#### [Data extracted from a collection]
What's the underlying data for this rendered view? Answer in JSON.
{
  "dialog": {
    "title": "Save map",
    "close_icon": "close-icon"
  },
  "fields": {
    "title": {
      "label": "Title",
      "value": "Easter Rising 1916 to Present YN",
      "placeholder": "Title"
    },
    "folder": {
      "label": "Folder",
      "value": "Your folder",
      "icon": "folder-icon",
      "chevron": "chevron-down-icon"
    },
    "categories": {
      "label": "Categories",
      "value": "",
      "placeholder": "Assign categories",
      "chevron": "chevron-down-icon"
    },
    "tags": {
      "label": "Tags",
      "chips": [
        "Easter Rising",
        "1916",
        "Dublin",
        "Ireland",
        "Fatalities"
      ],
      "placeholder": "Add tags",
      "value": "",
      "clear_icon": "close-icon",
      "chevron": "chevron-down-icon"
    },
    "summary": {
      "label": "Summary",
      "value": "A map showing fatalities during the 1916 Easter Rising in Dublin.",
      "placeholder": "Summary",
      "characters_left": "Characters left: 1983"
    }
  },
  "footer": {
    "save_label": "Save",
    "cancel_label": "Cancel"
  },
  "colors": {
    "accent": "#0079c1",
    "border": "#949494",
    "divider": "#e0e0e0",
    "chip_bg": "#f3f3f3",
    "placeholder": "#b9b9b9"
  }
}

#### [AIM]
Copy every line in the records above that contains the word "Rising".

#### [RESPONSE TO THE EXERCISE]
      "value": "Easter Rising 1916 to Present YN",
        "Easter Rising",
      "value": "A map showing fatalities during the 1916 Easter Rising in Dublin.",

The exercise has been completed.